** Texte de la page **
10 mai 2005 : l’accord BHV était presque parfait

Il n’y a pas trente-six façons de régler son compte à l’acronyme, BHV, qui pourrit l’existence du pays : en douceur, ou fortement.

La manière douce ? On a parlé ici ou là d’une « loi interprétative », qui répondrait à la Cour constitutionnelle (rappel : qui voit cet arrondissement comme une anomalie) et justifierait BHV en l’état, pour gagner du temps. Ou bien : en revenir aux anciens arrondissements, cela uniquement en vue des prochaines législatives. Dans tous les cas, des solutions petits bras, et provisoires.

A côté, la manière forte : un compromis communautaire de grande envergure, qui aurait pour vocation de neutraliser durablement le dossier. Là, tous ont en mémoire le quasi-accord du printemps 2005. Le 22 mai cette année-là, les négociateurs de la majorité libérale-socialiste se retrouvaient une dernière fois secrètement (à Hal), et échouaient tout près du but. « Spirit », composante du cartel SP.A-Spirit à l’époque, avait calé au dernier instant…

Le compromis de la Violette (la couleur de la coalition rouge-bleue) comportait cinq points principaux.

1 : Les arrondissements administratifs de Bruxelles-Capitale, Hal-Vilvorde et Louvain forment trois collèges électoraux ; les électeurs de Louvain et Hal-Vilvorde votent pour des candidats figurant sur des listes néerlandophones ; ceux de Bruxelles-Capitale pour des candidats flamands ou francophones ; tout comme les habitants des six communes à facilités de la périphérie bruxelloise : Wezembeek-Oppem, Crainhem, Rhode-Saint-Genèse, Linkebeek, Wemmel, Drogenbos, qui constitue un sous-collège électoral de Bruxelles-Hal-Vilvorde.

De surcroît, au-delà des six communes à facilités, les électeurs pourront exprimer leur vote au sein de l’arrondissement de Bruxelles-Capitale également dans une série de localités de la périphérie bruxelloise au sens large : Beersel, Sint-Pieters-Leeuw, Dilbeek, Asse, Hoeilaart… C’est une disposition « transitoire », valable (on était en 2005…) pour les élections de 2007.

** Lignes fournies **
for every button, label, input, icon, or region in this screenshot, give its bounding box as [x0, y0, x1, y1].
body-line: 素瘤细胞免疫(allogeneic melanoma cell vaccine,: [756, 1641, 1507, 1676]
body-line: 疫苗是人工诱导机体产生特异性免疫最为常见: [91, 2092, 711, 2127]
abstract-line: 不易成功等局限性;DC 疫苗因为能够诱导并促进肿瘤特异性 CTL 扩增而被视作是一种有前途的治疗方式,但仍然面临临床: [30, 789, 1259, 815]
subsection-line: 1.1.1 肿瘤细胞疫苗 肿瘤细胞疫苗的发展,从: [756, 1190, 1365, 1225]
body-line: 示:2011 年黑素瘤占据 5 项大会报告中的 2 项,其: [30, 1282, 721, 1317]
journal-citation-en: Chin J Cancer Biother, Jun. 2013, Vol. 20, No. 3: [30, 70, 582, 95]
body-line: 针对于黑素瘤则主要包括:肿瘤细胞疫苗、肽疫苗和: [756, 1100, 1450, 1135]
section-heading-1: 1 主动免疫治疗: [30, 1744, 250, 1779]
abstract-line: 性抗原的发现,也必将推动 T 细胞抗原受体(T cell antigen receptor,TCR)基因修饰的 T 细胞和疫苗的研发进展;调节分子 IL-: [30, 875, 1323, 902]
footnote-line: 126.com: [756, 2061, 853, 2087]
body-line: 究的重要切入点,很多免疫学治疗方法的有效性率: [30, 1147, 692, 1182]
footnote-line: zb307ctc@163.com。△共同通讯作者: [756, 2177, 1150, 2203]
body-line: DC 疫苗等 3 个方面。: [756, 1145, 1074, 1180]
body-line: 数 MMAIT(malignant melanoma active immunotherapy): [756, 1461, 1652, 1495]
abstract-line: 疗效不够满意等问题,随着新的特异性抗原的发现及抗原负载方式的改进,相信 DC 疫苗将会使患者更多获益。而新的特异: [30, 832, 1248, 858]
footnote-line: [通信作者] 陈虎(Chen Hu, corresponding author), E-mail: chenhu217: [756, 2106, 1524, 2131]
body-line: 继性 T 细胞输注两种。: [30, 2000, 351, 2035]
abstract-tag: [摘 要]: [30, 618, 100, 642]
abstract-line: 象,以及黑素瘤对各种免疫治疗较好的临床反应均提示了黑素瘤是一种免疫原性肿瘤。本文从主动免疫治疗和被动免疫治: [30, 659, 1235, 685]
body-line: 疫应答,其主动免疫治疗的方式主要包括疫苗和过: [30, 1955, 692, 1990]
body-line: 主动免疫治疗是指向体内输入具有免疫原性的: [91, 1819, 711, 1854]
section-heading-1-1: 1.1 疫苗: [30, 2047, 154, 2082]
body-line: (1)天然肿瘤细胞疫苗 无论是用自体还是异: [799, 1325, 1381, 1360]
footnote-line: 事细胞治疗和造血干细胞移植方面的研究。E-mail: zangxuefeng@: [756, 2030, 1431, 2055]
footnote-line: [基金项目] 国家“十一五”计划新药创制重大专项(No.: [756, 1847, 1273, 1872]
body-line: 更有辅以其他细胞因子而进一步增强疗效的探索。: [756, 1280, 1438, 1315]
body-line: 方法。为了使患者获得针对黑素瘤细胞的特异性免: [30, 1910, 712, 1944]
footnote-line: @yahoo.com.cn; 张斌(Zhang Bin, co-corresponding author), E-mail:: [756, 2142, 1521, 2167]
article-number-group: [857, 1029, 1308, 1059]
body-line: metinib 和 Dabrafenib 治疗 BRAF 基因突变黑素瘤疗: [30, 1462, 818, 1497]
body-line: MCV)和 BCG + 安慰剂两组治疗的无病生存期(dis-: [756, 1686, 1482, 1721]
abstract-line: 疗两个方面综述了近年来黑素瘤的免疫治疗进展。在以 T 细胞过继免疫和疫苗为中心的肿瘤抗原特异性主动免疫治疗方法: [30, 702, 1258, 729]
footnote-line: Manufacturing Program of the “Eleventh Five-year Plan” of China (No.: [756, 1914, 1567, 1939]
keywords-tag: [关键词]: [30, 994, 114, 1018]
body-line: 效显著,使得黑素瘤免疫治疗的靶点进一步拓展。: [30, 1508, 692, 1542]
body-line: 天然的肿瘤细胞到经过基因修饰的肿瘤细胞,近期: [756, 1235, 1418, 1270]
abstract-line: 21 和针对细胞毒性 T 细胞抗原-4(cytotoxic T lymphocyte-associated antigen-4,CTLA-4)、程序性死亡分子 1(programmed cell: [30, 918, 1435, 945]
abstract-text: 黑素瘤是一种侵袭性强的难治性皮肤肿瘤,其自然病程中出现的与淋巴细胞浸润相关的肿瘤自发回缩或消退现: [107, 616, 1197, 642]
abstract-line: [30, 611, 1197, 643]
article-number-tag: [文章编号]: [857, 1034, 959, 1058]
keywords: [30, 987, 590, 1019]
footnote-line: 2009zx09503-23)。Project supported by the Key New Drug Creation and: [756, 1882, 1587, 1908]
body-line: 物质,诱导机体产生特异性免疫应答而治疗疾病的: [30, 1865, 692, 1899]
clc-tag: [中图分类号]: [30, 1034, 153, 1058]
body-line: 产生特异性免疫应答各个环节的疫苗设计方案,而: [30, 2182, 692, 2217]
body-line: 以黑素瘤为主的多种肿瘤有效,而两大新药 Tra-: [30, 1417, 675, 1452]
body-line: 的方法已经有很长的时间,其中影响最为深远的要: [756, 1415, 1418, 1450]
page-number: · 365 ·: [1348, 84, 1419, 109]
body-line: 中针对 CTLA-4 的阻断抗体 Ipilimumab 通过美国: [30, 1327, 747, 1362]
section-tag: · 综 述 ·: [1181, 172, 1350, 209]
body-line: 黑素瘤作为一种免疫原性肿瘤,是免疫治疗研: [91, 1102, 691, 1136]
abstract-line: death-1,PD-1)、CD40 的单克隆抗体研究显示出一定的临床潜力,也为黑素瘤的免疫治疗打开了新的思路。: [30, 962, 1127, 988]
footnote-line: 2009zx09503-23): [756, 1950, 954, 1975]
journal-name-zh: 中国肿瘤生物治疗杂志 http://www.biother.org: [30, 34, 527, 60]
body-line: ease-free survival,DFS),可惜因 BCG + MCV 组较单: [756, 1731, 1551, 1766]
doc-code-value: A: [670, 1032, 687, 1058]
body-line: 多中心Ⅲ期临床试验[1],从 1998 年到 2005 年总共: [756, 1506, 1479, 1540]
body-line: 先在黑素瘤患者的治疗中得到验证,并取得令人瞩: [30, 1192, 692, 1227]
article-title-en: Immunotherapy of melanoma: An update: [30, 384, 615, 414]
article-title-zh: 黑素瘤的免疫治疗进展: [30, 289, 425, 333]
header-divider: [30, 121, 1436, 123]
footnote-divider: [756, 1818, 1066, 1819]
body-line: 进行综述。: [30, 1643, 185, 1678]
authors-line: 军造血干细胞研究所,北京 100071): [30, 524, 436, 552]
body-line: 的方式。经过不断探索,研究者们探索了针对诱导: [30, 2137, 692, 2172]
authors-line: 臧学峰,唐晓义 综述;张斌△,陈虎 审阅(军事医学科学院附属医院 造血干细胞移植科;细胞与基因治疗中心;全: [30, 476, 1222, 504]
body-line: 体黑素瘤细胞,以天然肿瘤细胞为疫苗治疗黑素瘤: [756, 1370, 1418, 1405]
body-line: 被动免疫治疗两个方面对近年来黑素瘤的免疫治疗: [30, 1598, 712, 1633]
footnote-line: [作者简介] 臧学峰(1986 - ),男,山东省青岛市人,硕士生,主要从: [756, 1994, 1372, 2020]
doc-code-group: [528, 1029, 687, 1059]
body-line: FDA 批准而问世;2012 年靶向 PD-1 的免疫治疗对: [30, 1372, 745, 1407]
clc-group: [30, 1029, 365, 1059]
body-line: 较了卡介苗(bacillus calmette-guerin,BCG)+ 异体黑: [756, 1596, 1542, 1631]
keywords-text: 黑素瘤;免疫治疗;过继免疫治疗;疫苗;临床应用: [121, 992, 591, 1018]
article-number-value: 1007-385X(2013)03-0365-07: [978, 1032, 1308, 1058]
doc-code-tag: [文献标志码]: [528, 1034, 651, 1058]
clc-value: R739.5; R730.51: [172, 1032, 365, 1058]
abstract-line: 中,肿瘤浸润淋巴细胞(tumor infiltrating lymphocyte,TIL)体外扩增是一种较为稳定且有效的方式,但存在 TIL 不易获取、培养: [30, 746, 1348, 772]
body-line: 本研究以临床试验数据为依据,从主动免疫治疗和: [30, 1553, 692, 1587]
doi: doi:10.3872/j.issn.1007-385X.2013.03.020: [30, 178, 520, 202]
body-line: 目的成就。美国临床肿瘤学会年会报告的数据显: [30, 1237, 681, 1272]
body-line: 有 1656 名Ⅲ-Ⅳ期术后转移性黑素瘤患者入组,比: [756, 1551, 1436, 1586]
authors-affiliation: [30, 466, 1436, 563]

** Consigne **
Indiquez si chacune des affirmations suivantes concorde avec le texte sur l'accord BHV, en répondant oui ou non et en citant mot pour mot le passage déterminant.
(a) Les négociateurs de la majorité libérale-socialiste se sont réunis une dernière fois en secret à Hal, le 22 mai 2005.
(b) Le compromis de la Violette comportait trois points principaux.
(c) Les électeurs de Louvain votent pour des candidats figurant sur des listes francophones.

** Réponse **
(a) Oui : « Le 22 mai cette année-là, les négociateurs de la majorité libérale-socialiste se retrouvaient une dernière fois secrètement (à Hal) ».
(b) Non : « Le compromis de la Violette (la couleur de la coalition rouge-bleue) comportait cinq points principaux. »
(c) Non : « les électeurs de Louvain et Hal-Vilvorde votent pour des candidats figurant sur des listes néerlandophones ».